Instruction. Filter the entries and keep only the lines where the string "Encryption" appears.

Provided records.
--- Start ---
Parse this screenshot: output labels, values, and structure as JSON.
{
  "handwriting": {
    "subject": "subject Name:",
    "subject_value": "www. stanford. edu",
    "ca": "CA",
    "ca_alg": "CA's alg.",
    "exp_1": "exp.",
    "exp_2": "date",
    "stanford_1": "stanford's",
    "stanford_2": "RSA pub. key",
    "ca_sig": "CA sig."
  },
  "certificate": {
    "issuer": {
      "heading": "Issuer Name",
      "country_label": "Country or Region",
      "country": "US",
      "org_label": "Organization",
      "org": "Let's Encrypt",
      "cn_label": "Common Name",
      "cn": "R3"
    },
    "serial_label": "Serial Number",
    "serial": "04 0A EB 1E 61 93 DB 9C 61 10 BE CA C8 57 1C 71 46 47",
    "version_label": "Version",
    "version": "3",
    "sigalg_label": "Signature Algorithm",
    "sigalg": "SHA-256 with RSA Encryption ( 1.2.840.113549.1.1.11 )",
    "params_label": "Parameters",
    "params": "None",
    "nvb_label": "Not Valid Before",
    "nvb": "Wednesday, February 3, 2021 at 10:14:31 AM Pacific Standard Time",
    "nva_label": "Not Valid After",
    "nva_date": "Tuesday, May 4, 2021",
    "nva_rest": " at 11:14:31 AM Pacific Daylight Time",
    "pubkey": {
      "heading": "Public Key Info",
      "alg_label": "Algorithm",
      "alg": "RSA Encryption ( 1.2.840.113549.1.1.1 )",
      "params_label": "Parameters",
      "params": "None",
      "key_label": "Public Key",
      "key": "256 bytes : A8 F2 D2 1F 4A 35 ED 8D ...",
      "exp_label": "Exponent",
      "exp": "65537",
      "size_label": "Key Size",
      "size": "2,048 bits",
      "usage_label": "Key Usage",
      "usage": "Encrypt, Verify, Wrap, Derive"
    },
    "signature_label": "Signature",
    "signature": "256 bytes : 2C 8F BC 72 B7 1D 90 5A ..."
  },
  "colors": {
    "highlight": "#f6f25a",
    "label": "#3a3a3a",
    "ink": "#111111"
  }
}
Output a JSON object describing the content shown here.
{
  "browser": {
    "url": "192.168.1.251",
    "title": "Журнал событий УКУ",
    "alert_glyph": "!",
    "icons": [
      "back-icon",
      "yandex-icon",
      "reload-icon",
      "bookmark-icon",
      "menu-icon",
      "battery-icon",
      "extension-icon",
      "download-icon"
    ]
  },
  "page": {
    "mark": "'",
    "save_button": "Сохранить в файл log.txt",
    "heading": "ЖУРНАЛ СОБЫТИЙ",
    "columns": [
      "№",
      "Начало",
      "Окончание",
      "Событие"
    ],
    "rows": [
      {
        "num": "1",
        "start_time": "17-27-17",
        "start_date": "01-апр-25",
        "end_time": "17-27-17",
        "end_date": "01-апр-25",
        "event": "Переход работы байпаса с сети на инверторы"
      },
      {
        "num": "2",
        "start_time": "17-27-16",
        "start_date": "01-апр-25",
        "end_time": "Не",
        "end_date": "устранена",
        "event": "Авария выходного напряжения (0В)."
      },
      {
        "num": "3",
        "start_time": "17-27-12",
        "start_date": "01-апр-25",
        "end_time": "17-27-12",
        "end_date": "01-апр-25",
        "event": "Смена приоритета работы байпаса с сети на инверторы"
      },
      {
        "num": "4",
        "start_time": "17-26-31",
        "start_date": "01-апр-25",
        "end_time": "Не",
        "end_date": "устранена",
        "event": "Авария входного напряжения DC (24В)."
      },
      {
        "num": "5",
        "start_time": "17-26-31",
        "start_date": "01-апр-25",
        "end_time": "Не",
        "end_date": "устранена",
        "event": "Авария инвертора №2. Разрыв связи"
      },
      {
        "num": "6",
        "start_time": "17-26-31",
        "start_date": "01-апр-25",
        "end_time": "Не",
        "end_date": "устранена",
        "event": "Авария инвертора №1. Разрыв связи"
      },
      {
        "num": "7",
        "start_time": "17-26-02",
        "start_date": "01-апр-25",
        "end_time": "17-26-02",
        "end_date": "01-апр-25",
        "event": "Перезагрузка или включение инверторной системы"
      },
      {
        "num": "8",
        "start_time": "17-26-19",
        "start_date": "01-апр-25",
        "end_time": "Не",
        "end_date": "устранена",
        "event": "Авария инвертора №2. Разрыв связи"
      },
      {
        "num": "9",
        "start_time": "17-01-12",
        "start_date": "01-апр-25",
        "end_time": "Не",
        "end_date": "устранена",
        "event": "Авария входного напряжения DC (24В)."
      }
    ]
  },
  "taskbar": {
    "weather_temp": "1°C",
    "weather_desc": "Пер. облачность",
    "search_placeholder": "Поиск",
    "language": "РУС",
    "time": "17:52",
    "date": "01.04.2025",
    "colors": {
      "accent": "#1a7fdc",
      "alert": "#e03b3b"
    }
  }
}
--- End ---
Full solution.
    "sigalg": "SHA-256 with RSA Encryption ( 1.2.840.113549.1.1.11 )",
      "alg": "RSA Encryption ( 1.2.840.113549.1.1.1 )",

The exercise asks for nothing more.